## [EXTRACTED MATERIAL]

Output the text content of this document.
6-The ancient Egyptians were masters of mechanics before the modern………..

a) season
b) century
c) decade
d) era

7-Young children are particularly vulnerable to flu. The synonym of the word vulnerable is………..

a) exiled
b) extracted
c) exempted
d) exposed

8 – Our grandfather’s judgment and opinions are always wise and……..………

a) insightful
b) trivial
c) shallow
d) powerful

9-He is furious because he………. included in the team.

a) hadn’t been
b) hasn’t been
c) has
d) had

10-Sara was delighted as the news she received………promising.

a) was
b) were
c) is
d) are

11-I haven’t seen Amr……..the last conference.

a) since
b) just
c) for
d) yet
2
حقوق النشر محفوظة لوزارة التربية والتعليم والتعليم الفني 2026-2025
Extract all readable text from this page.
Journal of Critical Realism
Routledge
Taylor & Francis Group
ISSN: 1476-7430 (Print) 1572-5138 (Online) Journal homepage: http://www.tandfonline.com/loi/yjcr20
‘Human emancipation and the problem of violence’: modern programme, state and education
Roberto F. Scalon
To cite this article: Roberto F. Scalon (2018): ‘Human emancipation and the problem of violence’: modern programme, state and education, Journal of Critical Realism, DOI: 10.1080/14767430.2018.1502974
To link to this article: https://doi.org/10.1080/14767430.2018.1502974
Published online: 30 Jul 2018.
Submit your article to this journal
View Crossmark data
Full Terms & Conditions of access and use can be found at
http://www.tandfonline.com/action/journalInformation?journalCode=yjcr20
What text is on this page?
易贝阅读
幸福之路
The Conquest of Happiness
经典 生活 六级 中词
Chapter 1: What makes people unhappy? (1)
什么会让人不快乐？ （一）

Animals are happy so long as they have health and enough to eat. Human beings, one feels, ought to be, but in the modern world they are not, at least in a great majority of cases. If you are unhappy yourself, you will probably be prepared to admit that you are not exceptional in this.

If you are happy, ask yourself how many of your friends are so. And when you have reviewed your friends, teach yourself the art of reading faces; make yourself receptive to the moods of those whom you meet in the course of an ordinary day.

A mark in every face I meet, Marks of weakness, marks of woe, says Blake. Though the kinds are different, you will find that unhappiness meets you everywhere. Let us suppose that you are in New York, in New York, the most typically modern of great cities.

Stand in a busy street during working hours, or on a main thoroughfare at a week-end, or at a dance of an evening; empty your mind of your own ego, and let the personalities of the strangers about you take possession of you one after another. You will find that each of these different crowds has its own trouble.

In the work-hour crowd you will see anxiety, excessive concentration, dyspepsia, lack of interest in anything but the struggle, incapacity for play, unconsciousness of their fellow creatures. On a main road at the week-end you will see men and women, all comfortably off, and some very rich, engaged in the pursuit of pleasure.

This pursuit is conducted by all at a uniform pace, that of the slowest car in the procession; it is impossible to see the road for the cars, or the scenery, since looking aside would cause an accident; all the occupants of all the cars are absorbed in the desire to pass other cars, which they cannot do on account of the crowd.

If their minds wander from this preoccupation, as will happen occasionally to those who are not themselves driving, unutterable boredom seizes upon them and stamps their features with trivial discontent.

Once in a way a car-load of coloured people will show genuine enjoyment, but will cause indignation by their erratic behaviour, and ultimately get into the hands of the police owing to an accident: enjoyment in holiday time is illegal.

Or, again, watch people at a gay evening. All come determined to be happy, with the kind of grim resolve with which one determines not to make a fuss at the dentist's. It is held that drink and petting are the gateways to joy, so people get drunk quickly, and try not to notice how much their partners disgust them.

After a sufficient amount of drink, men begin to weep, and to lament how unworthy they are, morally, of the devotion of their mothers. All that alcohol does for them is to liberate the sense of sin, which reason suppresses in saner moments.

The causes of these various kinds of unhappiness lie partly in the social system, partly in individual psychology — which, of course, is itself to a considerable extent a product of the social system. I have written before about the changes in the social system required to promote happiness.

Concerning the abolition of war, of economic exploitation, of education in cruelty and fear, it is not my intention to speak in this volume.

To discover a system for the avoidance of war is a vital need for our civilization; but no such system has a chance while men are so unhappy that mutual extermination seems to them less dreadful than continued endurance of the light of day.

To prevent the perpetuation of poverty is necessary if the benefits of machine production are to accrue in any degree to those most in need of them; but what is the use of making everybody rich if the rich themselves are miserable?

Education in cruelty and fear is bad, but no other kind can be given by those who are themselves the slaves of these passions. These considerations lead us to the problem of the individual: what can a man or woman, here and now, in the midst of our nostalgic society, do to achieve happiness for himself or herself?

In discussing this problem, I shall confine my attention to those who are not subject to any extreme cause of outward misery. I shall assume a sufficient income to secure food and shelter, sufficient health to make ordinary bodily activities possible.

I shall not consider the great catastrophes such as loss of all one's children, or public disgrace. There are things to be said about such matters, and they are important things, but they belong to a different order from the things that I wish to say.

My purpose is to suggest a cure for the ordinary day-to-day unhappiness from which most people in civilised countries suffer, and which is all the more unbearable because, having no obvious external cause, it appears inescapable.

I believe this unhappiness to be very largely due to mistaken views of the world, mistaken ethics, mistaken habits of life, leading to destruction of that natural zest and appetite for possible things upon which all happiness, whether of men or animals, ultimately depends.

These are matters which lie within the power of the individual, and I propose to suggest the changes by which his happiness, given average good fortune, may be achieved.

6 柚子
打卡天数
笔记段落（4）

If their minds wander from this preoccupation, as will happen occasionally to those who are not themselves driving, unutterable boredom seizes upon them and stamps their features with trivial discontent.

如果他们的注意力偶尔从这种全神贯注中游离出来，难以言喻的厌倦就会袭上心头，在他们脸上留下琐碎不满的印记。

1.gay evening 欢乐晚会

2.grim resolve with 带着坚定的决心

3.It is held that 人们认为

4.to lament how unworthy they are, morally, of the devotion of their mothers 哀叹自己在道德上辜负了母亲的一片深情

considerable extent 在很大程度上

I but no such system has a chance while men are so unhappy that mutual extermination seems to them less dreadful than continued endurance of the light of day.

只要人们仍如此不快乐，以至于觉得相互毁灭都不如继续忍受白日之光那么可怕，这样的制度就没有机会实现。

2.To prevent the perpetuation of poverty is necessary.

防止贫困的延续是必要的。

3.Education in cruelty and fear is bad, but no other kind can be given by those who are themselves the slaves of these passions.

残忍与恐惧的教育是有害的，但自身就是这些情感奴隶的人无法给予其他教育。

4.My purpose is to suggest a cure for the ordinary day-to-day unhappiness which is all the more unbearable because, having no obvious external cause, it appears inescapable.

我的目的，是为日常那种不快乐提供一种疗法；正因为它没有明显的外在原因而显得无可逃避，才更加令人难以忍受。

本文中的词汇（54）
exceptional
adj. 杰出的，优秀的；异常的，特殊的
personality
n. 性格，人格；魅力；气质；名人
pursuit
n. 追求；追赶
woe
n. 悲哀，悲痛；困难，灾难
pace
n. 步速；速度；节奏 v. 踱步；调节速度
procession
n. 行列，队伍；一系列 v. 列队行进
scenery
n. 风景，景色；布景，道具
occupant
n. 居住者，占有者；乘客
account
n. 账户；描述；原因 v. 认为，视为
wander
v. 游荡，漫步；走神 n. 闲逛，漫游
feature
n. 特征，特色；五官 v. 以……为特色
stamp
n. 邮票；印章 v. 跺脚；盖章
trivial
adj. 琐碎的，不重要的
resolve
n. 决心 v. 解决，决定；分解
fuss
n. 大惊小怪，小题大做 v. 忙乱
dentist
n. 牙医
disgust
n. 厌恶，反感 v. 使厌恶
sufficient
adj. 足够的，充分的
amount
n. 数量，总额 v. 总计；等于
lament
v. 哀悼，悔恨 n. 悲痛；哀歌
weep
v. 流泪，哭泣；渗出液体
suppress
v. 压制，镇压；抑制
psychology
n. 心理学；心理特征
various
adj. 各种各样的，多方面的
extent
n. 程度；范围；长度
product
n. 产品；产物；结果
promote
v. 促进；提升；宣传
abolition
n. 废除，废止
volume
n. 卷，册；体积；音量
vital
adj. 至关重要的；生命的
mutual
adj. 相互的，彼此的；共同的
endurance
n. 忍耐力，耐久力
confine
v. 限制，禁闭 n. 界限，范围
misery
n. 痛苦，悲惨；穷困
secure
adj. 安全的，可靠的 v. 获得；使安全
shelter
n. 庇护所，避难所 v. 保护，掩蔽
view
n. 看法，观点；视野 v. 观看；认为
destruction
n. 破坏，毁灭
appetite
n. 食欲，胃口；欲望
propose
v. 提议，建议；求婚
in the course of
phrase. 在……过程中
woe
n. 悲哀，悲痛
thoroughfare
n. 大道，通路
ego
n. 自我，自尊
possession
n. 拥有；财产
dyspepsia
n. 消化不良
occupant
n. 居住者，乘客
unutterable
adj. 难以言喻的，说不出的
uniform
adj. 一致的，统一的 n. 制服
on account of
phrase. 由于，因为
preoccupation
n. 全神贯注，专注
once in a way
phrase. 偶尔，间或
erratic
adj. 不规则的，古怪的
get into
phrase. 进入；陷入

## [DIRECTIONS]
Write out every line of the data that holds the word "into".

## [RESPONSE TO THE EXERCISE]
Once in a way a car-load of coloured people will show genuine enjoyment, but will cause indignation by their erratic behaviour, and ultimately get into the hands of the police owing to an accident: enjoyment in holiday time is illegal.
get into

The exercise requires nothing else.